> AIM
Each entry that follows is to be retyped exactly. Pictures do not belong in the copy.
━━━ EXERCISE MATERIAL
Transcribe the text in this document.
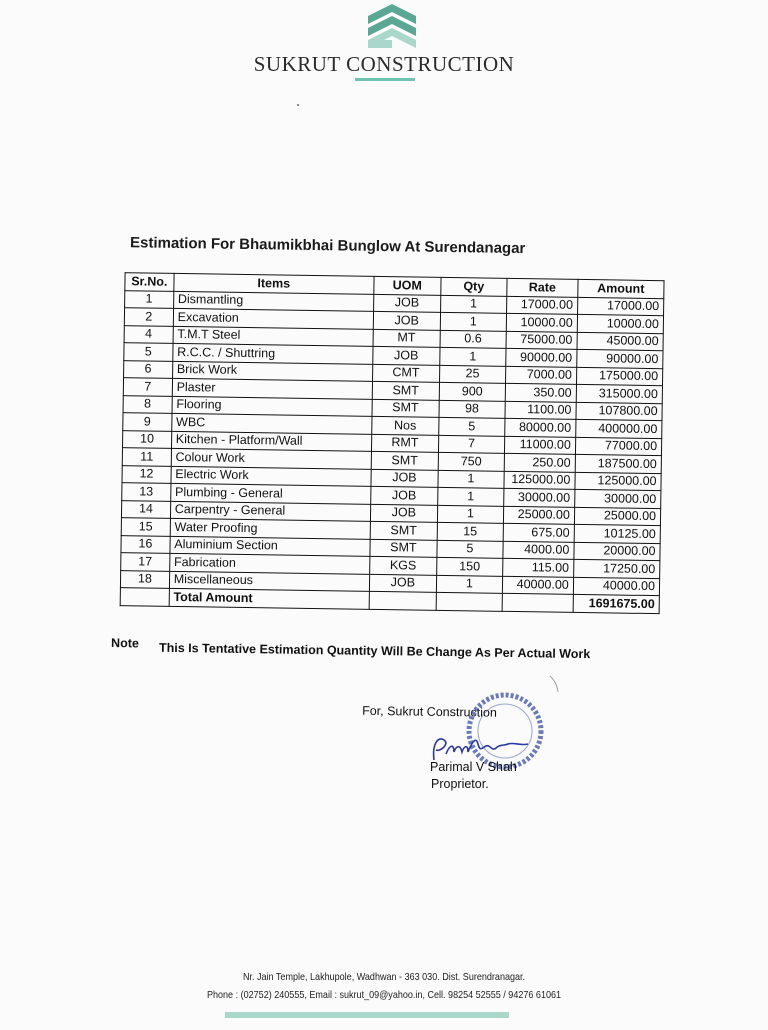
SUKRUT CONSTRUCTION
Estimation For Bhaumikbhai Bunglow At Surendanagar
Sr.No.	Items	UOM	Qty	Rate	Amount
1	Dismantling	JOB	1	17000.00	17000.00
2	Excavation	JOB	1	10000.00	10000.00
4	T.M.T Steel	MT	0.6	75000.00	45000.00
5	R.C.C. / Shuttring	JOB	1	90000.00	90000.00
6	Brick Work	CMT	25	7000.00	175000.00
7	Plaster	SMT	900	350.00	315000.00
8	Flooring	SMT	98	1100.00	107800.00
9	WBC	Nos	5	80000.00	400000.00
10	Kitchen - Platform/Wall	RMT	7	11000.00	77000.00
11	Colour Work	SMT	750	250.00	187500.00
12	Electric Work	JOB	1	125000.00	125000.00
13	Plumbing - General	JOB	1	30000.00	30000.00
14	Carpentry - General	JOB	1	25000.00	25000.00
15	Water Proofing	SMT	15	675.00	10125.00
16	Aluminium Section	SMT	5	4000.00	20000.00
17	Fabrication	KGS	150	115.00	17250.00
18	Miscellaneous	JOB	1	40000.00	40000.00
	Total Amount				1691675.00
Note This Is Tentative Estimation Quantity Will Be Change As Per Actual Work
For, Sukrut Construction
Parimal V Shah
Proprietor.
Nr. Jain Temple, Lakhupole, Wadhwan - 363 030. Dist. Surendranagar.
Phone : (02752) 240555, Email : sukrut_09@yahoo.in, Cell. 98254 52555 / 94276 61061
━━━━━━
> SOLUTION
Transcribe the text in this document.
SUKRUT CONSTRUCTION
Estimation For Bhaumikbhai Bunglow At Surendanagar
Sr.No.	Items	UOM	Qty	Rate	Amount
1	Dismantling	JOB	1	17000.00	17000.00
2	Excavation	JOB	1	10000.00	10000.00
4	T.M.T Steel	MT	0.6	75000.00	45000.00
5	R.C.C. / Shuttring	JOB	1	90000.00	90000.00
6	Brick Work	CMT	25	7000.00	175000.00
7	Plaster	SMT	900	350.00	315000.00
8	Flooring	SMT	98	1100.00	107800.00
9	WBC	Nos	5	80000.00	400000.00
10	Kitchen - Platform/Wall	RMT	7	11000.00	77000.00
11	Colour Work	SMT	750	250.00	187500.00
12	Electric Work	JOB	1	125000.00	125000.00
13	Plumbing - General	JOB	1	30000.00	30000.00
14	Carpentry - General	JOB	1	25000.00	25000.00
15	Water Proofing	SMT	15	675.00	10125.00
16	Aluminium Section	SMT	5	4000.00	20000.00
17	Fabrication	KGS	150	115.00	17250.00
18	Miscellaneous	JOB	1	40000.00	40000.00
	Total Amount				1691675.00
Note This Is Tentative Estimation Quantity Will Be Change As Per Actual Work
For, Sukrut Construction
Parimal V Shah
Proprietor.
Nr. Jain Temple, Lakhupole, Wadhwan - 363 030. Dist. Surendranagar.
Phone : (02752) 240555, Email : sukrut_09@yahoo.in, Cell. 98254 52555 / 94276 61061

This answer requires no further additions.